▶ REQUIRED WORK
1. According to the outline on government and society, which governments are impoverishing regardless of circumstances?
2. List every level of the hierarchy of argument given in the outline on government and society.

▶ EXCERPTED TEXT

****************

7) Failure: Governments and empires fail for these reasons:

    a) Debasement: because of the corruption of their currency, almost exclusively due to debasement,

    b) Overextension: the overextension of their obligations, largely through the pursuit of wars of expansion, or the pursuit of symbolic monuments such as the parthenon, but also including subsidies of the proletariat such as rome or contemporary western europe.

    c) Birth Rates: insufficient or excess birth rates – excess men creating revolution, insufficient men creating economic and military weakness.

    d) Money: shortage of money and credit,

    e) Trade Routes: changes in trade routes,

    f) Calculative Institutions: size in excess of their system of incentives and calculation for determining the use of resources – insufficient calculating technology such as accounting, property rights, and individual accountability.

    g) Irrationalism: the degradation of political debate from the practical and empirical, first to rational then to moral – as the system of calculation breaks down.

    h) Cultural Habits/Opportunity Costs: the dissolution of the system of opportunity costs that are codified in property definitions, manners, ethics and morals – due to largely to immigration, or religious or ideological revolution – in other words, an ideological conversion of the system of property rights and it’s consequential impact on production and trade.

    i) Externalities: external military shocks and invasions,

    j) Disasters: losses to the capital structure from natural disasters.

8) Three Types Of Coercion

    a) Physical
    b) Moral
    c) Remunerative

9) Social and Economic Classes

10) Human Failure:

    a) Violence
    b) Theft
    c) Fraud
    d) Corruption

11) Failures Of Political Discourse
a) the multitude of transfers

12) The Hierarchy Of Argument

    a) sentiments
    b) analogy
    c) history
    d) reason
    e) science
    f) economics

13) Personal Ethics
a) Speak The Truth, and at worst say nothing
b) Do Nothing To Others You Would Not Want Done Unto You
c) Engage in no exchange wherein the other party will ever regret his purchase.

15) Social Problems In Advanced Society
a) The Loneliness and Anonymity Of The Division Of Labor and The Affect On Society
b) The Difference Between The Urban And The Rural
c) The Status Competition Between Groups who will seek political power to alter their condition.

The utility of different governments can be determined by historical analogy, by articulated reason, by empirical study of economic performance, and by demonstrated stability against revolution, adaptability to external shocks, and the temporal duration of the system of rules itself. Under those criteria, only the class-tiered system of government survives scrutiny. In particular, democratic governments are temporary, and the result of extraordinary wealth created by conquest of new territory or trade routes. And totalitarian governments are impoverishing, regardless of circumstances. It is the combination of all forms of government so that the different social classes have institutions wich allow them to achieve their ends without detriment to the institutions of the society that is superior to forms of government that reflect the desires ONLY of certain classes of society. Our western error has been that we feel we must enfranchise everyone into the same structure without accounting for differences in our knowledge, skill, ability and preferences.

****************

▶ EXTRACTED INFORMATION

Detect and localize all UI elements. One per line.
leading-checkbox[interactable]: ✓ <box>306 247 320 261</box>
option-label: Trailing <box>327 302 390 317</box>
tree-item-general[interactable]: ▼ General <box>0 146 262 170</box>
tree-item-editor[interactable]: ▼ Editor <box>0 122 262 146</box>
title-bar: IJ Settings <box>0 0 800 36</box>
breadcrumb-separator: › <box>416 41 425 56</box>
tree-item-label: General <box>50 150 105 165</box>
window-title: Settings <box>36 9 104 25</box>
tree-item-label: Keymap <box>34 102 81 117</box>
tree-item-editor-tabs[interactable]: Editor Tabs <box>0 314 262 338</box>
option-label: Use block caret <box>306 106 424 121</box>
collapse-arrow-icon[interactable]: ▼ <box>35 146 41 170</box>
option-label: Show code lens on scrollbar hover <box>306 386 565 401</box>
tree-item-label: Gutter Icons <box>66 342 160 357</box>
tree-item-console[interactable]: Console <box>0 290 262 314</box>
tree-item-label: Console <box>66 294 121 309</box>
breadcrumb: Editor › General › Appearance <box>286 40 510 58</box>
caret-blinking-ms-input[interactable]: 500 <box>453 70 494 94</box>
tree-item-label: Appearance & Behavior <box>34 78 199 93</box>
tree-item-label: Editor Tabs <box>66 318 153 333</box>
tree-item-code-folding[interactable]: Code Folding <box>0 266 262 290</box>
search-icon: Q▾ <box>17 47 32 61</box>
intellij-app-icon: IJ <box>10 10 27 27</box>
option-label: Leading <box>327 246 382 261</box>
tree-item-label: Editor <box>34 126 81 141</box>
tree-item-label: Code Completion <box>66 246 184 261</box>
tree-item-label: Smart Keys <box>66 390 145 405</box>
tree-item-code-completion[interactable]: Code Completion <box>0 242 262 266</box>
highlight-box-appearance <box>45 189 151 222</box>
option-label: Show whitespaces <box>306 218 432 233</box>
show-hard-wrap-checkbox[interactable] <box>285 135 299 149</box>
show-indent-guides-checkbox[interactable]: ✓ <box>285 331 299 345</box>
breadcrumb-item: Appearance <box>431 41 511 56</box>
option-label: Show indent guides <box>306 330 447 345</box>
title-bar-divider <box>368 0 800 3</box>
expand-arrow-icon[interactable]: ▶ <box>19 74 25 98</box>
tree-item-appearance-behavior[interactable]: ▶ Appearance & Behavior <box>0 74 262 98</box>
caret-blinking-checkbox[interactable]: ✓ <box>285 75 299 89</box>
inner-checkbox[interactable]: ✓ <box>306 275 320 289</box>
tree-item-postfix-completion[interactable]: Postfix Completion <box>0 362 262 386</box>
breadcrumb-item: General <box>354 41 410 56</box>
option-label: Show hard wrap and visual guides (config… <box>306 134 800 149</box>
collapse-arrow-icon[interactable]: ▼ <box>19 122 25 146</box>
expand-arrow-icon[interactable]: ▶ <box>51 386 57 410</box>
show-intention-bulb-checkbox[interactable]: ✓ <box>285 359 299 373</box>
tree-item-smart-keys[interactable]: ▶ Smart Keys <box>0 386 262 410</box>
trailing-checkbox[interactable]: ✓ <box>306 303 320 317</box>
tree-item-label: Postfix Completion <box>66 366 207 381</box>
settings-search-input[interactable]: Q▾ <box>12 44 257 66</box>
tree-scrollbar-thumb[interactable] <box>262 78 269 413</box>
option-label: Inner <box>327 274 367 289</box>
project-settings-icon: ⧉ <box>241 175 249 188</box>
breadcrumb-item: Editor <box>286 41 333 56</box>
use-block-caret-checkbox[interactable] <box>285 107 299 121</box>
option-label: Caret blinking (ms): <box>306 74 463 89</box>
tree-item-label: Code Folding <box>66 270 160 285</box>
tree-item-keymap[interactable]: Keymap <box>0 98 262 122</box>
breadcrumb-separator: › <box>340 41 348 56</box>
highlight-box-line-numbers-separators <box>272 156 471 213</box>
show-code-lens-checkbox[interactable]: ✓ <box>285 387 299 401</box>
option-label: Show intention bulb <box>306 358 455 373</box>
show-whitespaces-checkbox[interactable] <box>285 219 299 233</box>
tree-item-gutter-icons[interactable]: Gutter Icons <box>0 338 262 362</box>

****************

▶ ANSWERS PER TASK
1. Totalitarian governments.

2. Sentiments, analogy, history, reason, science, economics